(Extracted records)

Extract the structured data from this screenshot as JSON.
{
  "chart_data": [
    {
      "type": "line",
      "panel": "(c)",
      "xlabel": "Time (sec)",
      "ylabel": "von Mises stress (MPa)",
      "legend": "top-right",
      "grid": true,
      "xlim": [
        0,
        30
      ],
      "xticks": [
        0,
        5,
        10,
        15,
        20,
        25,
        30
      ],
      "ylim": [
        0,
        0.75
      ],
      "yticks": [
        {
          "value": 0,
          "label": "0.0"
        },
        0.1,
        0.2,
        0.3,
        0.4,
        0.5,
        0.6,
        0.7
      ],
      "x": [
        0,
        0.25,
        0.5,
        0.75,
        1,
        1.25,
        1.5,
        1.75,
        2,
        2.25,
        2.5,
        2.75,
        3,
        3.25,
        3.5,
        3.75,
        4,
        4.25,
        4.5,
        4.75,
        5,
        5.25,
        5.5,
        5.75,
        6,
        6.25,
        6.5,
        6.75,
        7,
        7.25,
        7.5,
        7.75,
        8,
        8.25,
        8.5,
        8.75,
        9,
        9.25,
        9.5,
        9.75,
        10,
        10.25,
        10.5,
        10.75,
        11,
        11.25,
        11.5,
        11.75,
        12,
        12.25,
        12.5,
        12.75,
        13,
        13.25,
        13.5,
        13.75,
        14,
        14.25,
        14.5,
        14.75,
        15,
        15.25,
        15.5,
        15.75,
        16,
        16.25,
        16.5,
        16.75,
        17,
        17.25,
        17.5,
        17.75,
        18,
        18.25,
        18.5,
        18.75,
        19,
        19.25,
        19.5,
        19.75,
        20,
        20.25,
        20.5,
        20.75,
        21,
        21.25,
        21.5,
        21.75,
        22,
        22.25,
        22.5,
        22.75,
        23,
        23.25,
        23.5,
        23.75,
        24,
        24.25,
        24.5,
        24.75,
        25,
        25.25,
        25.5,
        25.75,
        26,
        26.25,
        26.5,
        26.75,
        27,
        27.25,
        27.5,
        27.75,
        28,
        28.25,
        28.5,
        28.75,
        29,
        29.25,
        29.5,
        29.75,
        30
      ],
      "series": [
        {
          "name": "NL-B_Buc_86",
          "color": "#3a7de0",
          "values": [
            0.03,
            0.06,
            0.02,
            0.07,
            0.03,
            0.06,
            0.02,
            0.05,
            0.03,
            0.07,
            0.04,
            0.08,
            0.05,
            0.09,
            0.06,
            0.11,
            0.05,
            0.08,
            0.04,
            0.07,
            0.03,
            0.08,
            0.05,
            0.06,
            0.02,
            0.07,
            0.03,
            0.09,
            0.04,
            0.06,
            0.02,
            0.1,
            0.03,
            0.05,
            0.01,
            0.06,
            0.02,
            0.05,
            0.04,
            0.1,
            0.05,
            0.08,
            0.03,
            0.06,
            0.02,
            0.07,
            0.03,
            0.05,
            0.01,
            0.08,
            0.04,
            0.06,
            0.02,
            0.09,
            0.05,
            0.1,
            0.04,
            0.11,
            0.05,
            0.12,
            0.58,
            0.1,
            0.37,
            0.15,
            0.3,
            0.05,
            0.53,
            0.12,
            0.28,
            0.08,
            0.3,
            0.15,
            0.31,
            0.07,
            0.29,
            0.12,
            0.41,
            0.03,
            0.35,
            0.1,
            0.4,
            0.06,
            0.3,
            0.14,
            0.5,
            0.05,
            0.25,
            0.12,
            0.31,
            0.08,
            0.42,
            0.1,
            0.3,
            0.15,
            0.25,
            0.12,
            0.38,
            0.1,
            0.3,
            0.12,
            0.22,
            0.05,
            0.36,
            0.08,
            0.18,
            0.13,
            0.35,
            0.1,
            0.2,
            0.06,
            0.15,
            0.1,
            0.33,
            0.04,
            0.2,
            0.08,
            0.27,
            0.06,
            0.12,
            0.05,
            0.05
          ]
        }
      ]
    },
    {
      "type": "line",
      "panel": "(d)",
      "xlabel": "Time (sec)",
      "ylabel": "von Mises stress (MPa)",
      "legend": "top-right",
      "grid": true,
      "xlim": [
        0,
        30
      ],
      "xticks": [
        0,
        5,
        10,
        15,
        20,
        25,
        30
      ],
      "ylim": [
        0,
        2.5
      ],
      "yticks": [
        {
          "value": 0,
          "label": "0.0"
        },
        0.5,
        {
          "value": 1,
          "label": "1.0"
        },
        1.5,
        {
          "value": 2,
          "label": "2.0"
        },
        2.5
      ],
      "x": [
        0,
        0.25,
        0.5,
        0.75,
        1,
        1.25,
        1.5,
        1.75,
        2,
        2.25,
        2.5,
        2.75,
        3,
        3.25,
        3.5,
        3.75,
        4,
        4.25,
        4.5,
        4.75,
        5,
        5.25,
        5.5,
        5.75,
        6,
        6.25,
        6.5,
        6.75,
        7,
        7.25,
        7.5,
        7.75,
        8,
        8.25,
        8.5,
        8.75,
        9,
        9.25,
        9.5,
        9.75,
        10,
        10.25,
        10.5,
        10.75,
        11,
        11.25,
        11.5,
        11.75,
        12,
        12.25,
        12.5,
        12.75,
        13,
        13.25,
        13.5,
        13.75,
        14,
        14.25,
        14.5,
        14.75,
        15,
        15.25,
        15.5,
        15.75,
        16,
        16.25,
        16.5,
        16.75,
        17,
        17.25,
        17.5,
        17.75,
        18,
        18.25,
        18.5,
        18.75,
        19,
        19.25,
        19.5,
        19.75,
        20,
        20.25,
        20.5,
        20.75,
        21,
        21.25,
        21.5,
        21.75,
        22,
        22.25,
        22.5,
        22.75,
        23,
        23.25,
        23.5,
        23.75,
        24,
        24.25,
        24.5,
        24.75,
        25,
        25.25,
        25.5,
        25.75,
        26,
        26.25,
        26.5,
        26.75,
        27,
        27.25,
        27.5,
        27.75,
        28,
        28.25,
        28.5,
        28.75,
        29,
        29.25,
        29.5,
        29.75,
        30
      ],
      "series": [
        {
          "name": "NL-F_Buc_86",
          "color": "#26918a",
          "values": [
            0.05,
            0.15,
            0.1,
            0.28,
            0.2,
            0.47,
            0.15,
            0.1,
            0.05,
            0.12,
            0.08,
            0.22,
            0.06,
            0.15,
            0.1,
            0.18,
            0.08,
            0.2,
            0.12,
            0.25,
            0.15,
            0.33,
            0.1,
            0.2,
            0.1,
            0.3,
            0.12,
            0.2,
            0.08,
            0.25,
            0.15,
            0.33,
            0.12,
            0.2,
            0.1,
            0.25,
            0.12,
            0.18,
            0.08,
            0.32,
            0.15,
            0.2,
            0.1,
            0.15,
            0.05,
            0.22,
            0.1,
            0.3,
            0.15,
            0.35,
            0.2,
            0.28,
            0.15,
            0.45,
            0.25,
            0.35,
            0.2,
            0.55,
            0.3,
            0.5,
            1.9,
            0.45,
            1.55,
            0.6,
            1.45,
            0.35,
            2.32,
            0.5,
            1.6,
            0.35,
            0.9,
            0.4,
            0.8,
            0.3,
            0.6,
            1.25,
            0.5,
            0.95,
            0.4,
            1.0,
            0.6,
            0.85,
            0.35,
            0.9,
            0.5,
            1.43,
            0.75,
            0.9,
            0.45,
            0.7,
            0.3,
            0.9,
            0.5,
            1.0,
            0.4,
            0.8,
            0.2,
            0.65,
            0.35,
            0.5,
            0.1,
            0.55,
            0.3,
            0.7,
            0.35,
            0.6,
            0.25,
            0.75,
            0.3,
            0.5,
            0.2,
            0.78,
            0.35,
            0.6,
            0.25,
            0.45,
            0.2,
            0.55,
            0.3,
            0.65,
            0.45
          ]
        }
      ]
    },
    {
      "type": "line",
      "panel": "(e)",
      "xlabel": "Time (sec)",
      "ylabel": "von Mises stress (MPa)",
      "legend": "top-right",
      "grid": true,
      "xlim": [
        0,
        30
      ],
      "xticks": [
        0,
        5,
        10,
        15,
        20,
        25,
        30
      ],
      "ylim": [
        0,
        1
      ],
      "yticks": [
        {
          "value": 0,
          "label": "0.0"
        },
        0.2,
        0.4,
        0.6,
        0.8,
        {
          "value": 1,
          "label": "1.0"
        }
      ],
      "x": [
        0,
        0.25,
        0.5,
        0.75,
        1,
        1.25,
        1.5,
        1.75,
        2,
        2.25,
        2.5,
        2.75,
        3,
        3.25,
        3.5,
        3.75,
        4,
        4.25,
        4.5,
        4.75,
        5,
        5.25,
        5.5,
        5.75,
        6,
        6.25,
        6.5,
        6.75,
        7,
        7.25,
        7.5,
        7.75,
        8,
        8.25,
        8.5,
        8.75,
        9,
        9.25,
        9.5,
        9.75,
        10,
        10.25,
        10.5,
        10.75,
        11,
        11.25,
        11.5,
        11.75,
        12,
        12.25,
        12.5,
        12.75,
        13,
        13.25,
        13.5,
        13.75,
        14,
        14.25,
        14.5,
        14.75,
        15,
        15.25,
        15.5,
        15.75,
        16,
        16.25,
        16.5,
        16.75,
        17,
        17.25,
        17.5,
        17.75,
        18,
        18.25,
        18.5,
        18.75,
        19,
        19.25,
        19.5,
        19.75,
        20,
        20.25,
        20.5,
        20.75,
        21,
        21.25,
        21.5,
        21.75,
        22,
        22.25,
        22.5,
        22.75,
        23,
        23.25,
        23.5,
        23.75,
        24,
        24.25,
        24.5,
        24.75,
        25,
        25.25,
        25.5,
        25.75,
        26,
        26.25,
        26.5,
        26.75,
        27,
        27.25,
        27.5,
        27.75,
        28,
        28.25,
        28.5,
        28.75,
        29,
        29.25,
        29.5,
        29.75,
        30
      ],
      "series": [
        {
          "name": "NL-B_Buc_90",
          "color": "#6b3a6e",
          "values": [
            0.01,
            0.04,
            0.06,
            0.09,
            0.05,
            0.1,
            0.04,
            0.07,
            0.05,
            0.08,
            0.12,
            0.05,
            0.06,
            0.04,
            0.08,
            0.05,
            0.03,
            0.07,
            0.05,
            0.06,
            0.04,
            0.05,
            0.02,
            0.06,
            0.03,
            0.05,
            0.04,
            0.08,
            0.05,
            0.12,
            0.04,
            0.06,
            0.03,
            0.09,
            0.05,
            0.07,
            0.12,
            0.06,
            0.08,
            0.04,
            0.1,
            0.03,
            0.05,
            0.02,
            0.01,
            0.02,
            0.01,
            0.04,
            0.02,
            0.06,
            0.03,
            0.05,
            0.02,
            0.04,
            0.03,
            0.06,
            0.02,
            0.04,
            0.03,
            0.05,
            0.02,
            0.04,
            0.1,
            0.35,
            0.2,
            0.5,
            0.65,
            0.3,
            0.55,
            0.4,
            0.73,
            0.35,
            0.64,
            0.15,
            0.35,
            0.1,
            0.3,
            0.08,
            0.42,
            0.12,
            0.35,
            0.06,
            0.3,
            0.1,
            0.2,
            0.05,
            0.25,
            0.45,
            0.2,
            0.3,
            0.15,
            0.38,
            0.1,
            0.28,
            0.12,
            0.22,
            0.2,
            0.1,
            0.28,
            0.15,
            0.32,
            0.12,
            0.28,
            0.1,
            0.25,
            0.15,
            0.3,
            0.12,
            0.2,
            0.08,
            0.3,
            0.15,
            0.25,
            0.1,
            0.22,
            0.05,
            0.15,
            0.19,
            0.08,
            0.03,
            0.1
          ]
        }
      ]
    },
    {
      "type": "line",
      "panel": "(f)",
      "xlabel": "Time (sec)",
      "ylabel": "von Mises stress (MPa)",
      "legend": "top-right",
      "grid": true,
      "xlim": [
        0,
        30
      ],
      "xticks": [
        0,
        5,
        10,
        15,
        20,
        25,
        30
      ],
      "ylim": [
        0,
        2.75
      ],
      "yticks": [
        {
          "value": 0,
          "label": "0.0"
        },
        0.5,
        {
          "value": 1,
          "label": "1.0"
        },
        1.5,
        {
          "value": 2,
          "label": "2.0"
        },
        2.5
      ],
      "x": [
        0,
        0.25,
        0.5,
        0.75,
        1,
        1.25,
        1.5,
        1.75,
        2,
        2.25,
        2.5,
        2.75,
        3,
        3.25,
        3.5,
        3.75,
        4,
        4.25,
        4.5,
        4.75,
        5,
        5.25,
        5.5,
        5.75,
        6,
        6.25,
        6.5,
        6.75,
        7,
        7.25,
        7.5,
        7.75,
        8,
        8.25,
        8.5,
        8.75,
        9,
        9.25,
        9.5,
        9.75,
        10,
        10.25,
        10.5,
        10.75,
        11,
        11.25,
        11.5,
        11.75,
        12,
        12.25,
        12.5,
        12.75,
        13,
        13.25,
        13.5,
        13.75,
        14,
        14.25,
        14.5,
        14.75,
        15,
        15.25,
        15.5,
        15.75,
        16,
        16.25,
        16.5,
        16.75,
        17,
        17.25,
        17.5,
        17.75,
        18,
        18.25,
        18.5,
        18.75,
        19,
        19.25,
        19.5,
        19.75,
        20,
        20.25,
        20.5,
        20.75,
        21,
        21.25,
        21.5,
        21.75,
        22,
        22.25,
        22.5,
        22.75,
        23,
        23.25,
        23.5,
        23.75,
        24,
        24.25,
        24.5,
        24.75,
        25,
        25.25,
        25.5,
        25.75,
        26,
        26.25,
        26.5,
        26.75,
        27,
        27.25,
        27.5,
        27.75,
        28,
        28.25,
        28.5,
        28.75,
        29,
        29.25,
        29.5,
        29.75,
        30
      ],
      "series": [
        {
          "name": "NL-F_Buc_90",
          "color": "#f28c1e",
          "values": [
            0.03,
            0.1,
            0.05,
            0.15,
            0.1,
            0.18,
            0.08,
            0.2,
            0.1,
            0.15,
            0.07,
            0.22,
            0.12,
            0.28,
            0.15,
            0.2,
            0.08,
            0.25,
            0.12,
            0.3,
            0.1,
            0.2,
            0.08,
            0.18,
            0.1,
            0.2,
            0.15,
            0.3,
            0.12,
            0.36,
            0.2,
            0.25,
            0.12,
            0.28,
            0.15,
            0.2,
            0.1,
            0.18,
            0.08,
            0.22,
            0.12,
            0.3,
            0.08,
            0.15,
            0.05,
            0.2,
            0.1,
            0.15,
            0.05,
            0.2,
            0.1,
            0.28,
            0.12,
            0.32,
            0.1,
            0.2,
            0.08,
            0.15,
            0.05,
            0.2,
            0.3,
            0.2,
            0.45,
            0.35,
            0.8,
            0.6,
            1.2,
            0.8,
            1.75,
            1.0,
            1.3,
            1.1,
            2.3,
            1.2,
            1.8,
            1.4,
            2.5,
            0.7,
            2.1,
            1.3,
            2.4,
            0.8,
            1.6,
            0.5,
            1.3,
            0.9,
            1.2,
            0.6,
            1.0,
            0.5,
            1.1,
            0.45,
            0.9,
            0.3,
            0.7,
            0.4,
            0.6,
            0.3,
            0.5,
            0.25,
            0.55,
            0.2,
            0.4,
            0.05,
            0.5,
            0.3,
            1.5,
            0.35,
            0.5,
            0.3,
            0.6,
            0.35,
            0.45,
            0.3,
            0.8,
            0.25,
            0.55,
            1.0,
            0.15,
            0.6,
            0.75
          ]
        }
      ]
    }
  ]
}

**Instruction**
Copy every line above in which the string "name" shows up.

**Answer for this exercise**
          "name": "NL-B_Buc_86",
          "name": "NL-F_Buc_86",
          "name": "NL-B_Buc_90",
          "name": "NL-F_Buc_90",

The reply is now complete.